-- Text provided --

▼▼▼

Attestation Interface and Keylime Integration

https://storyboard.openstack.org/#!/story/2002713

In order to help verify that baremetal nodes are in a trustworthy state, we are in need of an interface that allows us to take certain actions or verification steps while proceeding along the state machine.

Some of these steps may involve calling an external attestation server, or executing a special step during cleaning in order to ensure that a node is owned by the attestation server.

At a high level, we need an interface of hooks. And there is no better way than to provide a facility to execute external tooling.

Problem description

Terms Glossary

In trying to bring together two unrelated services, a bit of namespace pollution was inevitable. So for those unfamiliar with Keylime terminology and to avoid confusion with Openstack vocabulary, we will define all the terms needed for this spec here.

“Trusted Platform Module (TPM)” - a microcontroller within a machine which can create and store hashes securely. All nodes looking to use Keylime for attestation will need to have TPM 2.0.

“Integrity Measurement Architecture (IMA)” - A security subsystem in Linux which gathers hashes of files, file metadata, and process metadata as a ‘measurement’ of the system. Stores the measurement in the machine’s TPM. In the context of Ironic and Keylime integration, we will need to run IMA on the node we are attesting.

“allowlist” - A hash representing the golden state of the node. In the context of Keylime, an allowlist is compared with an IMA measurement to see if the node has been tampered with in an unauthorized way.

“Keylime verifier” - A component of the Keylime suite which is responsible for comparing the allowlist to the measurement gathered from the node we are attesting. The verifier will run on a machine external to Ironic and the node Ironic is controlling and looking to attest.

▲▲▲

-- Stated task 1 --
Translate this sentence from the attestation interface text into German: "All nodes looking to use Keylime for attestation will need to have TPM 2.0."
-- Stated task 2 --
Copy the attestation interface text word for word, starting at "Attestation Interface and" and continuing up to and including "the state machine.".

-- Material --

▼▼▼

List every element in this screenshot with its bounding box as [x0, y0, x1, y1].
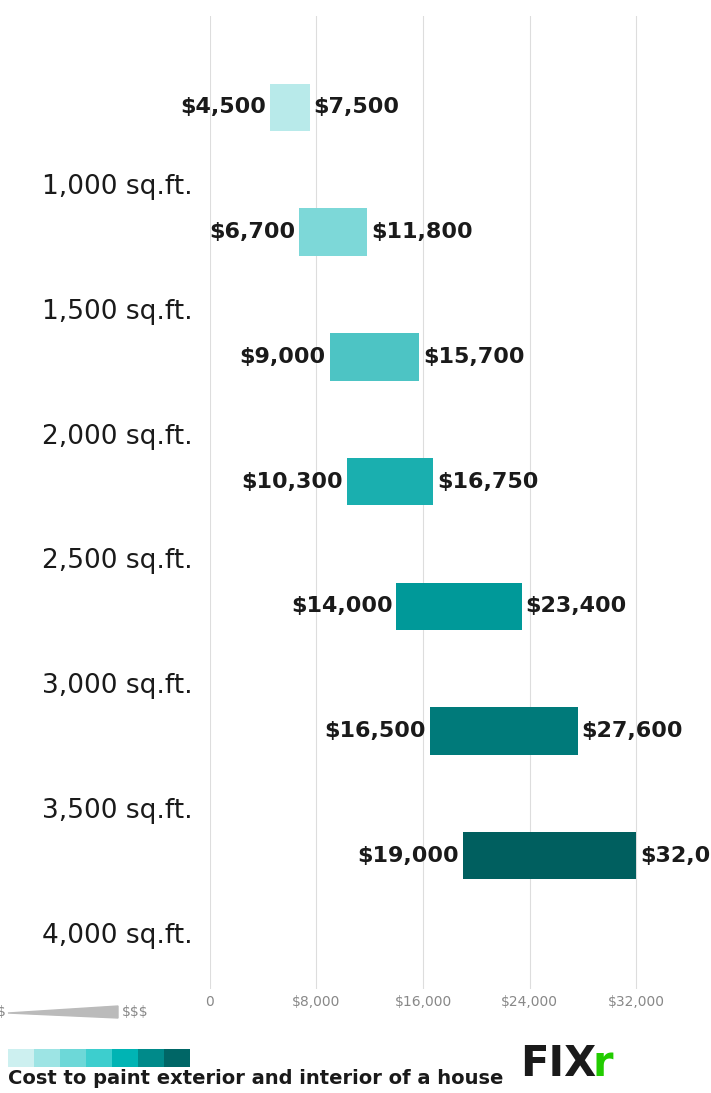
Text: $16,750: $16,750 — [437, 471, 538, 492]
Text: $16,500: $16,500 — [324, 721, 426, 741]
Text: $: $ — [0, 1004, 6, 1019]
Text: $6,700: $6,700 — [209, 222, 295, 243]
Text: 4,000 sq.ft.: 4,000 sq.ft. — [43, 922, 193, 949]
Text: r: r — [592, 1043, 612, 1084]
Text: $10,300: $10,300 — [242, 471, 343, 492]
Bar — [112, 1049, 138, 1067]
Bar — [463, 832, 636, 880]
Text: $15,700: $15,700 — [423, 346, 525, 367]
Text: $23,400: $23,400 — [525, 597, 627, 616]
Text: $11,800: $11,800 — [371, 222, 473, 243]
Polygon shape — [8, 1006, 118, 1018]
Text: $4,500: $4,500 — [180, 97, 266, 117]
Text: $7,500: $7,500 — [314, 97, 400, 117]
Text: $19,000: $19,000 — [358, 846, 459, 866]
Bar — [86, 1049, 112, 1067]
Bar — [34, 1049, 60, 1067]
Text: 2,000 sq.ft.: 2,000 sq.ft. — [43, 424, 193, 449]
Text: 1,500 sq.ft.: 1,500 sq.ft. — [43, 299, 193, 325]
Bar — [269, 84, 310, 131]
Text: FIX: FIX — [520, 1043, 597, 1084]
Text: 2,500 sq.ft.: 2,500 sq.ft. — [43, 549, 193, 575]
Bar — [60, 1049, 86, 1067]
Bar — [299, 209, 367, 256]
Bar — [396, 583, 522, 630]
Text: 3,500 sq.ft.: 3,500 sq.ft. — [43, 798, 193, 824]
Text: 1,000 sq.ft.: 1,000 sq.ft. — [43, 174, 193, 200]
Bar — [164, 1049, 190, 1067]
Bar — [8, 1049, 34, 1067]
Text: Cost to paint exterior and interior of a house: Cost to paint exterior and interior of a… — [8, 1069, 503, 1088]
Bar — [429, 707, 577, 754]
Text: $9,000: $9,000 — [240, 346, 326, 367]
Text: $$$: $$$ — [122, 1004, 149, 1019]
Text: $27,600: $27,600 — [582, 721, 683, 741]
Bar — [138, 1049, 164, 1067]
Text: $32,000: $32,000 — [641, 846, 711, 866]
Bar — [347, 458, 433, 505]
Text: 3,000 sq.ft.: 3,000 sq.ft. — [43, 673, 193, 700]
Bar — [330, 333, 419, 380]
Text: $14,000: $14,000 — [291, 597, 392, 616]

▲▲▲

-- Task answer 1 --
Alle Knoten, die Keylime zur Attestierung nutzen möchten, müssen über TPM 2.0 verfügen.

-- Task answer 2 --
Attestation Interface and Keylime Integration

https://storyboard.openstack.org/#!/story/2002713

In order to help verify that baremetal nodes are in a trustworthy state, we are in need of an interface that allows us to take certain actions or verification steps while proceeding along the state machine.